Omit every picture, then give all the entries again exactly.

Record extracts:
------------------------
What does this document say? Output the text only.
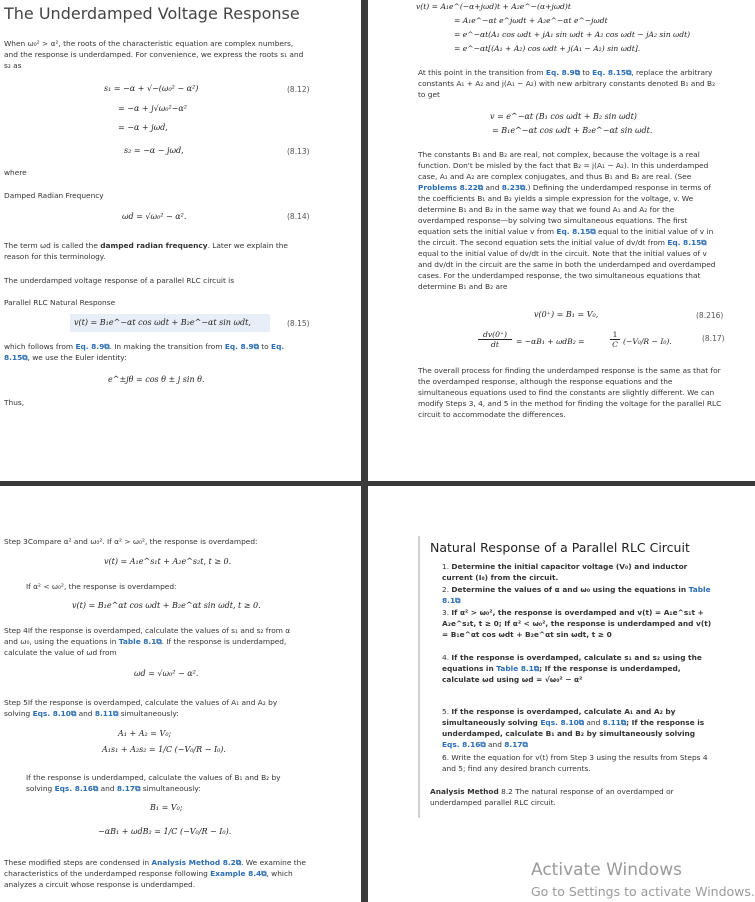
The Underdamped Voltage Response
When ω₀² > α², the roots of the characteristic equation are complex numbers, and the response is underdamped. For convenience, we express the roots s₁ and s₂ as
s₁ = −α + √−(ω₀² − α²)	(8.12)
= −α + j√ω₀²−α²
= −α + jωd,
s₂ = −α − jωd,	(8.13)
where
Damped Radian Frequency
ωd = √ω₀² − α².	(8.14)
The term ωd is called the damped radian frequency. Later we explain the reason for this terminology.
The underdamped voltage response of a parallel RLC circuit is
Parallel RLC Natural Response
v(t) = B₁e^−αt cos ωdt + B₂e^−αt sin ωdt,	(8.15)
which follows from Eq. 8.9⧉. In making the transition from Eq. 8.9⧉ to Eq. 8.15⧉, we use the Euler identity:
e^±jθ = cos θ ± j sin θ.
Thus,
v(t) = A₁e^(−α+jωd)t + A₂e^−(α+jωd)t
= A₁e^−αt e^jωdt + A₂e^−αt e^−jωdt
= e^−αt(A₁ cos ωdt + jA₁ sin ωdt + A₂ cos ωdt − jA₂ sin ωdt)
= e^−αt[(A₁ + A₂) cos ωdt + j(A₁ − A₂) sin ωdt].
At this point in the transition from Eq. 8.9⧉ to Eq. 8.15⧉, replace the arbitrary constants A₁ + A₂ and j(A₁ − A₂) with new arbitrary constants denoted B₁ and B₂ to get
v = e^−αt (B₁ cos ωdt + B₂ sin ωdt)
= B₁e^−αt cos ωdt + B₂e^−αt sin ωdt.
The constants B₁ and B₂ are real, not complex, because the voltage is a real function. Don't be misled by the fact that B₂ = j(A₁ − A₂). In this underdamped case, A₁ and A₂ are complex conjugates, and thus B₁ and B₂ are real. (See Problems 8.22⧉ and 8.23⧉.) Defining the underdamped response in terms of the coefficients B₁ and B₂ yields a simple expression for the voltage, v. We determine B₁ and B₂ in the same way that we found A₁ and A₂ for the overdamped response—by solving two simultaneous equations. The first equation sets the initial value v from Eq. 8.15⧉ equal to the initial value of v in the circuit. The second equation sets the initial value of dv/dt from Eq. 8.15⧉ equal to the initial value of dv/dt in the circuit. Note that the initial values of v and dv/dt in the circuit are the same in both the underdamped and overdamped cases. For the underdamped response, the two simultaneous equations that determine B₁ and B₂ are
v(0⁺) = B₁ = V₀,	(8.216)
$\frac{dv(0^+)}{dt} = -\alpha B_1 + \omega dB_2$ =	$\frac{1}{C} (-V_0/R - I_0)$.	(8.17)
The overall process for finding the underdamped response is the same as that for the overdamped response, although the response equations and the simultaneous equations used to find the constants are slightly different. We can modify Steps 3, 4, and 5 in the method for finding the voltage for the parallel RLC circuit to accommodate the differences.
Step 3Compare α² and ω₀². If α² > ω₀², the response is overdamped:
v(t) = A₁e^s₁t + A₂e^s₂t, t ≥ 0.
If α² < ω₀², the response is overdamped:
v(t) = B₁e^αt cos ωdt + B₂e^αt sin ωdt, t ≥ 0.
Step 4If the response is overdamped, calculate the values of s₁ and s₂ from α and ω₀, using the equations in Table 8.1⧉. If the response is underdamped, calculate the value of ωd from
ωd = √ω₀² − α².
Step 5If the response is overdamped, calculate the values of A₁ and A₂ by solving Eqs. 8.10⧉ and 8.11⧉ simultaneously:
A₁ + A₂ = V₀;
A₁s₁ + A₂s₂ = 1/C (−V₀/R − I₀).
If the response is underdamped, calculate the values of B₁ and B₂ by solving Eqs. 8.16⧉ and 8.17⧉ simultaneously:
B₁ = V₀;
−αB₁ + ωdB₂ = 1/C (−V₀/R − I₀).
These modified steps are condensed in Analysis Method 8.2⧉. We examine the characteristics of the underdamped response following Example 8.4⧉, which analyzes a circuit whose response is underdamped.
Natural Response of a Parallel RLC Circuit
1. Determine the initial capacitor voltage (V₀) and inductor current (I₀) from the circuit.
2. Determine the values of α and ω₀ using the equations in Table 8.1⧉
3. If α² > ω₀², the response is overdamped and v(t) = A₁e^s₁t + A₂e^s₂t, t ≥ 0; If α² < ω₀², the response is underdamped and v(t) = B₁e^αt cos ωdt + B₂e^αt sin ωdt, t ≥ 0
4. If the response is overdamped, calculate s₁ and s₂ using the equations in Table 8.1⧉; If the response is underdamped, calculate ωd using ωd = √ω₀² − α²
5. If the response is overdamped, calculate A₁ and A₂ by simultaneously solving Eqs. 8.10⧉ and 8.11⧉; If the response is underdamped, calculate B₁ and B₂ by simultaneously solving Eqs. 8.16⧉ and 8.17⧉
6. Write the equation for v(t) from Step 3 using the results from Steps 4 and 5; find any desired branch currents.
Analysis Method 8.2 The natural response of an overdamped or underdamped parallel RLC circuit.
Activate Windows
Go to Settings to activate Windows.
------------------------
Problem solution:
What does this document say? Output the text only.
The Underdamped Voltage Response
When ω₀² > α², the roots of the characteristic equation are complex numbers, and the response is underdamped. For convenience, we express the roots s₁ and s₂ as
s₁ = −α + √−(ω₀² − α²)	(8.12)
= −α + j√ω₀²−α²
= −α + jωd,
s₂ = −α − jωd,	(8.13)
where
Damped Radian Frequency
ωd = √ω₀² − α².	(8.14)
The term ωd is called the damped radian frequency. Later we explain the reason for this terminology.
The underdamped voltage response of a parallel RLC circuit is
Parallel RLC Natural Response
v(t) = B₁e^−αt cos ωdt + B₂e^−αt sin ωdt,	(8.15)
which follows from Eq. 8.9⧉. In making the transition from Eq. 8.9⧉ to Eq. 8.15⧉, we use the Euler identity:
e^±jθ = cos θ ± j sin θ.
Thus,
v(t) = A₁e^(−α+jωd)t + A₂e^−(α+jωd)t
= A₁e^−αt e^jωdt + A₂e^−αt e^−jωdt
= e^−αt(A₁ cos ωdt + jA₁ sin ωdt + A₂ cos ωdt − jA₂ sin ωdt)
= e^−αt[(A₁ + A₂) cos ωdt + j(A₁ − A₂) sin ωdt].
At this point in the transition from Eq. 8.9⧉ to Eq. 8.15⧉, replace the arbitrary constants A₁ + A₂ and j(A₁ − A₂) with new arbitrary constants denoted B₁ and B₂ to get
v = e^−αt (B₁ cos ωdt + B₂ sin ωdt)
= B₁e^−αt cos ωdt + B₂e^−αt sin ωdt.
The constants B₁ and B₂ are real, not complex, because the voltage is a real function. Don't be misled by the fact that B₂ = j(A₁ − A₂). In this underdamped case, A₁ and A₂ are complex conjugates, and thus B₁ and B₂ are real. (See Problems 8.22⧉ and 8.23⧉.) Defining the underdamped response in terms of the coefficients B₁ and B₂ yields a simple expression for the voltage, v. We determine B₁ and B₂ in the same way that we found A₁ and A₂ for the overdamped response—by solving two simultaneous equations. The first equation sets the initial value v from Eq. 8.15⧉ equal to the initial value of v in the circuit. The second equation sets the initial value of dv/dt from Eq. 8.15⧉ equal to the initial value of dv/dt in the circuit. Note that the initial values of v and dv/dt in the circuit are the same in both the underdamped and overdamped cases. For the underdamped response, the two simultaneous equations that determine B₁ and B₂ are
v(0⁺) = B₁ = V₀,	(8.216)
$\frac{dv(0^+)}{dt} = -\alpha B_1 + \omega dB_2$ =	$\frac{1}{C} (-V_0/R - I_0)$.	(8.17)
The overall process for finding the underdamped response is the same as that for the overdamped response, although the response equations and the simultaneous equations used to find the constants are slightly different. We can modify Steps 3, 4, and 5 in the method for finding the voltage for the parallel RLC circuit to accommodate the differences.
Step 3Compare α² and ω₀². If α² > ω₀², the response is overdamped:
v(t) = A₁e^s₁t + A₂e^s₂t, t ≥ 0.
If α² < ω₀², the response is overdamped:
v(t) = B₁e^αt cos ωdt + B₂e^αt sin ωdt, t ≥ 0.
Step 4If the response is overdamped, calculate the values of s₁ and s₂ from α and ω₀, using the equations in Table 8.1⧉. If the response is underdamped, calculate the value of ωd from
ωd = √ω₀² − α².
Step 5If the response is overdamped, calculate the values of A₁ and A₂ by solving Eqs. 8.10⧉ and 8.11⧉ simultaneously:
A₁ + A₂ = V₀;
A₁s₁ + A₂s₂ = 1/C (−V₀/R − I₀).
If the response is underdamped, calculate the values of B₁ and B₂ by solving Eqs. 8.16⧉ and 8.17⧉ simultaneously:
B₁ = V₀;
−αB₁ + ωdB₂ = 1/C (−V₀/R − I₀).
These modified steps are condensed in Analysis Method 8.2⧉. We examine the characteristics of the underdamped response following Example 8.4⧉, which analyzes a circuit whose response is underdamped.
Natural Response of a Parallel RLC Circuit
1. Determine the initial capacitor voltage (V₀) and inductor current (I₀) from the circuit.
2. Determine the values of α and ω₀ using the equations in Table 8.1⧉
3. If α² > ω₀², the response is overdamped and v(t) = A₁e^s₁t + A₂e^s₂t, t ≥ 0; If α² < ω₀², the response is underdamped and v(t) = B₁e^αt cos ωdt + B₂e^αt sin ωdt, t ≥ 0
4. If the response is overdamped, calculate s₁ and s₂ using the equations in Table 8.1⧉; If the response is underdamped, calculate ωd using ωd = √ω₀² − α²
5. If the response is overdamped, calculate A₁ and A₂ by simultaneously solving Eqs. 8.10⧉ and 8.11⧉; If the response is underdamped, calculate B₁ and B₂ by simultaneously solving Eqs. 8.16⧉ and 8.17⧉
6. Write the equation for v(t) from Step 3 using the results from Steps 4 and 5; find any desired branch currents.
Analysis Method 8.2 The natural response of an overdamped or underdamped parallel RLC circuit.
Activate Windows
Go to Settings to activate Windows.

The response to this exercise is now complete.